- **DATA LISTING**
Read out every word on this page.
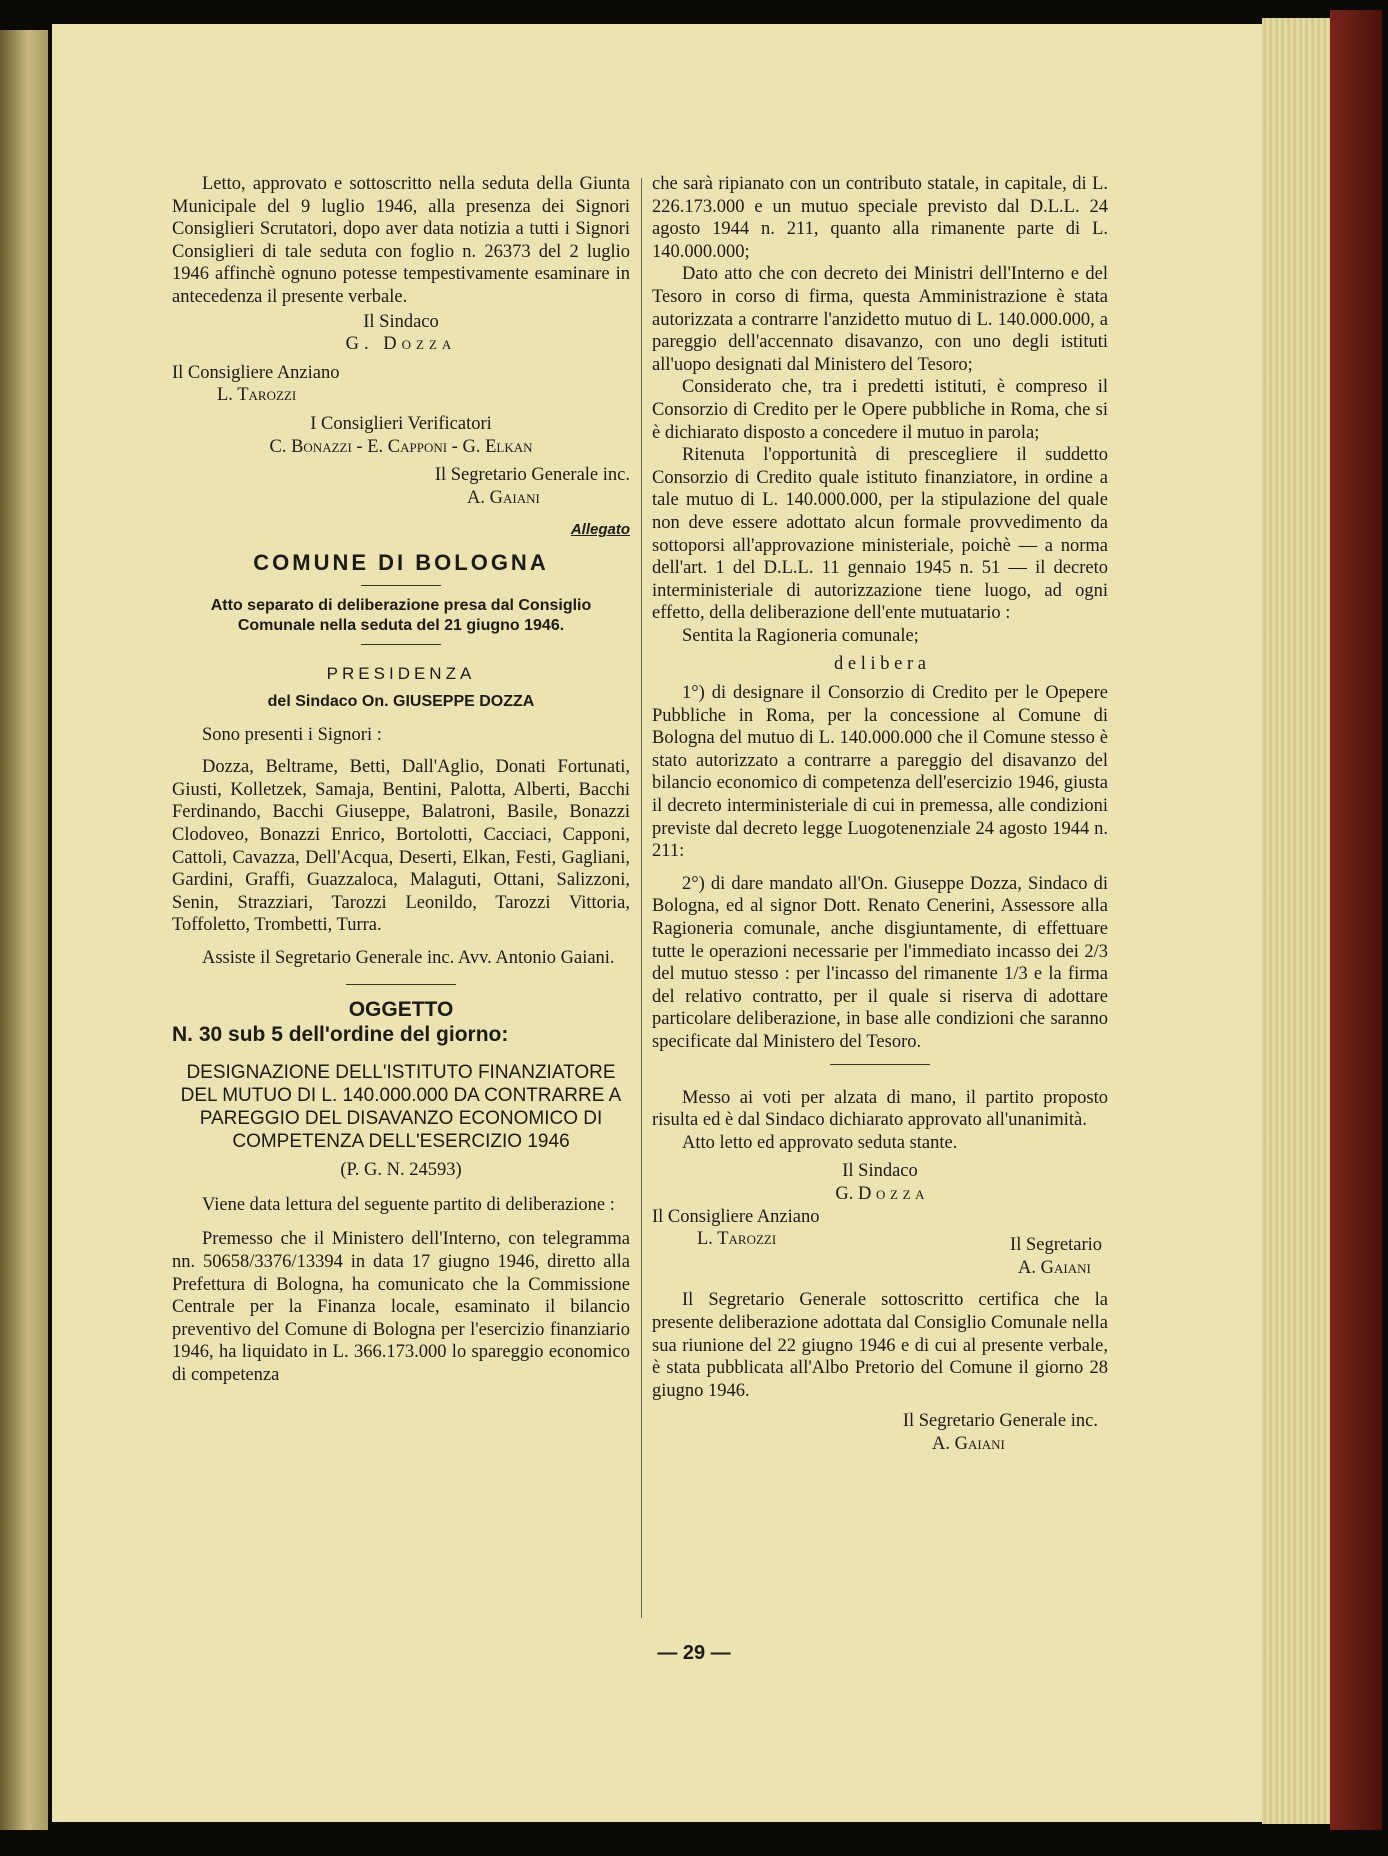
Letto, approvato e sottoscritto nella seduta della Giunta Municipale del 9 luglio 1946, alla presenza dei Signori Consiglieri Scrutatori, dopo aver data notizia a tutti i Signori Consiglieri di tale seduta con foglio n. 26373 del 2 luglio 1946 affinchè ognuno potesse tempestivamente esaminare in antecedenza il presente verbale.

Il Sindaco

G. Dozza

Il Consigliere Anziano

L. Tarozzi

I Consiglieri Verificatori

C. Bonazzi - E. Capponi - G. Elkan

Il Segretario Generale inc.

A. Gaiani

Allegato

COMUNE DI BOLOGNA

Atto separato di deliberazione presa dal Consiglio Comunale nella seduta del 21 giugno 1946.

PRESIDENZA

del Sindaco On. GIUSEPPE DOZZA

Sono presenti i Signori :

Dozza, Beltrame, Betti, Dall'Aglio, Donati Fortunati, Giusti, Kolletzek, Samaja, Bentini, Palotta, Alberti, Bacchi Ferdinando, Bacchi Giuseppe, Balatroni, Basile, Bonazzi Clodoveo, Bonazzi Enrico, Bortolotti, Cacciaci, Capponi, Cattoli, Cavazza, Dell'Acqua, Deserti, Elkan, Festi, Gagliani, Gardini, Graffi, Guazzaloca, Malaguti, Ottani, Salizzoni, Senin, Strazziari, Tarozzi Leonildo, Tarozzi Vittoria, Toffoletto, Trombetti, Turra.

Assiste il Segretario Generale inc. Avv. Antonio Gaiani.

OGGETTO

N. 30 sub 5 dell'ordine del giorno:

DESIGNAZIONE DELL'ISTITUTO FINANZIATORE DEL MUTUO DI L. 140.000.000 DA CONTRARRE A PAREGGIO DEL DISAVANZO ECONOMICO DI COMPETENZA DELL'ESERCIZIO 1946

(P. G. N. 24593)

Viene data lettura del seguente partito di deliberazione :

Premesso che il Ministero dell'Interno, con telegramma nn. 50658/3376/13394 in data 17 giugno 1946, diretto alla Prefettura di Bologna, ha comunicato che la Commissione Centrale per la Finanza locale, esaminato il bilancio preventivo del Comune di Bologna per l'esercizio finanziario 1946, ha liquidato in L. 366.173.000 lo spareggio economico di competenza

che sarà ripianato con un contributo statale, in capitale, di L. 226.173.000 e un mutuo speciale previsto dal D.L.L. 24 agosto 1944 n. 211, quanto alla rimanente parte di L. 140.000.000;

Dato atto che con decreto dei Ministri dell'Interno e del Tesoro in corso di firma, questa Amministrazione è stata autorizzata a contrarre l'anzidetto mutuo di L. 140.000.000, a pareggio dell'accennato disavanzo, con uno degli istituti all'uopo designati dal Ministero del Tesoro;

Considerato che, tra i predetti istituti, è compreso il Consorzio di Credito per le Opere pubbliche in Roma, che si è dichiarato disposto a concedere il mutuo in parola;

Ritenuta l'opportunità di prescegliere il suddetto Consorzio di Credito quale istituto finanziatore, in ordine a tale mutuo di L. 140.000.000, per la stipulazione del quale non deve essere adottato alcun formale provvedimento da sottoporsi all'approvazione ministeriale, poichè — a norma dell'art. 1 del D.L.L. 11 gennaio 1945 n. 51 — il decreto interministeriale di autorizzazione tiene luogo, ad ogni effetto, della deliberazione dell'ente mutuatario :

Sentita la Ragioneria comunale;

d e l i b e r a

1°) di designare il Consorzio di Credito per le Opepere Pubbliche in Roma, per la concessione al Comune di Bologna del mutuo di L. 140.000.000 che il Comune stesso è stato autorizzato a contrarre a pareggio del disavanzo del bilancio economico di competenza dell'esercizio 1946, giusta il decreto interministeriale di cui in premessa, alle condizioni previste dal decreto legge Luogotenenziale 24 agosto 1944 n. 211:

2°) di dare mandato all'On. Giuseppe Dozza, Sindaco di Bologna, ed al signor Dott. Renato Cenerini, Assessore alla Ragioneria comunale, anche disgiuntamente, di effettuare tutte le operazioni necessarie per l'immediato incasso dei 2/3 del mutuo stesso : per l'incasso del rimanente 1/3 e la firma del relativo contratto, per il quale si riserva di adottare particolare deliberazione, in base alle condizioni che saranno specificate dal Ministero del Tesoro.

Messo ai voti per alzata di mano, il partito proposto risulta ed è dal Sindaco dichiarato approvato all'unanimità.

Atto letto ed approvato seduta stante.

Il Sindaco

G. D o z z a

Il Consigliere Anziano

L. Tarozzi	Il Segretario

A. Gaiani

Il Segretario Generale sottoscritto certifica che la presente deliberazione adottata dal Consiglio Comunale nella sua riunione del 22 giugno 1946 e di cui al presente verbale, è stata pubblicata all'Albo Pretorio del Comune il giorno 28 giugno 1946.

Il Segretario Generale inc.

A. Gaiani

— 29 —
---
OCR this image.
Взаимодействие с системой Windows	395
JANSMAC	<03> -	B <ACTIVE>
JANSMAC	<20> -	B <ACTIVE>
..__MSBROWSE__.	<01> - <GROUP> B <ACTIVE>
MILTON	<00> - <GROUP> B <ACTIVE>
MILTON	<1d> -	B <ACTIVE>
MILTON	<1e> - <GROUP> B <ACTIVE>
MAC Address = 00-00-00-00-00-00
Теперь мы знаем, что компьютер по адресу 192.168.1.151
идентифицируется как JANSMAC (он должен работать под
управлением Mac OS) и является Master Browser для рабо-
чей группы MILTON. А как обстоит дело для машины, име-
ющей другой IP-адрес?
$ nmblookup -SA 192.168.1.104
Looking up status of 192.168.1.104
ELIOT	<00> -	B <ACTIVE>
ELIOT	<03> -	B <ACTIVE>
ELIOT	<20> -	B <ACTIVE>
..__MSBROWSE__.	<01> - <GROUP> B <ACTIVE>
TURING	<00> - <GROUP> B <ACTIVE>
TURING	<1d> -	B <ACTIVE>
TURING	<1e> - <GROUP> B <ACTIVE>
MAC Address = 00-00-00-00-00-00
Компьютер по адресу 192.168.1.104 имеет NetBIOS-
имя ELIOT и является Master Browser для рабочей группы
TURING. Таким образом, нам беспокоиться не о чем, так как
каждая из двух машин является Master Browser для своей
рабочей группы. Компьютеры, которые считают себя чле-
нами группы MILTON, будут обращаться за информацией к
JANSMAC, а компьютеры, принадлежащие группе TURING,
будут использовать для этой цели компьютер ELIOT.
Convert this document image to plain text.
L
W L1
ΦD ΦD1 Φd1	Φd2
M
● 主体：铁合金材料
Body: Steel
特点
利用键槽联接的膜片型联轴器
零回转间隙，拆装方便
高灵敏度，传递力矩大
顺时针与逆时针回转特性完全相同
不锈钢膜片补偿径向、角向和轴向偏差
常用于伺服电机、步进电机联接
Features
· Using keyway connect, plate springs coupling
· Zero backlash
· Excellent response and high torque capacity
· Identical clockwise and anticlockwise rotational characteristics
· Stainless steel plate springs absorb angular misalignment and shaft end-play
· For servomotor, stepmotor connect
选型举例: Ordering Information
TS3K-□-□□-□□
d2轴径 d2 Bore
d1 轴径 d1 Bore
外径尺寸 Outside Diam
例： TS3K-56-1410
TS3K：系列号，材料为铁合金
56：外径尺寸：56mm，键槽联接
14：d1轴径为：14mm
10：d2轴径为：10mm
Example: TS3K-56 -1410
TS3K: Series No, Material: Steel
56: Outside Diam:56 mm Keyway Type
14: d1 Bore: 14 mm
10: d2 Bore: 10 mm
--
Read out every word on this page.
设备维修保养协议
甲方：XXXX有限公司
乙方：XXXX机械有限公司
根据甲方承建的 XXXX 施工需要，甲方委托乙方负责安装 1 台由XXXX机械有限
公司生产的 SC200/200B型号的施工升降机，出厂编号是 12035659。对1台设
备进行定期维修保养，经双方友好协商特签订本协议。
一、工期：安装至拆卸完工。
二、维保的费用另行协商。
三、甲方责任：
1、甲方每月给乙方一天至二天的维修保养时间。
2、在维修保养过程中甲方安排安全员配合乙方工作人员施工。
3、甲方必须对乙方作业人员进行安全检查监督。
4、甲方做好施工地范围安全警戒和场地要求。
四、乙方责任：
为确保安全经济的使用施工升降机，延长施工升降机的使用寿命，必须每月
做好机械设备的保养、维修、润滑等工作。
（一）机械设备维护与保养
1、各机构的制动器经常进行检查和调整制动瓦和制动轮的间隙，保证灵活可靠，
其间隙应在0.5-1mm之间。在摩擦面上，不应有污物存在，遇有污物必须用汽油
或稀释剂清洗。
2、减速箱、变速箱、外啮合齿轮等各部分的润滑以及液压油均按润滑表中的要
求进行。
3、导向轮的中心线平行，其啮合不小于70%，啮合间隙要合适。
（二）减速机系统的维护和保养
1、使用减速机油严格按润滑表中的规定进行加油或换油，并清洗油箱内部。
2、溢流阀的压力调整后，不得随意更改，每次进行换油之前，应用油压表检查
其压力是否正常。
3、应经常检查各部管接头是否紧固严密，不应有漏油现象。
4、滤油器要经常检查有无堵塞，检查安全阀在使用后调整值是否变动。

- **REQUIRED TASK**
Count how many lines of the data include the word "Ragioneria". Your reply should be that number alone.

- **COMPLETED TASK**
2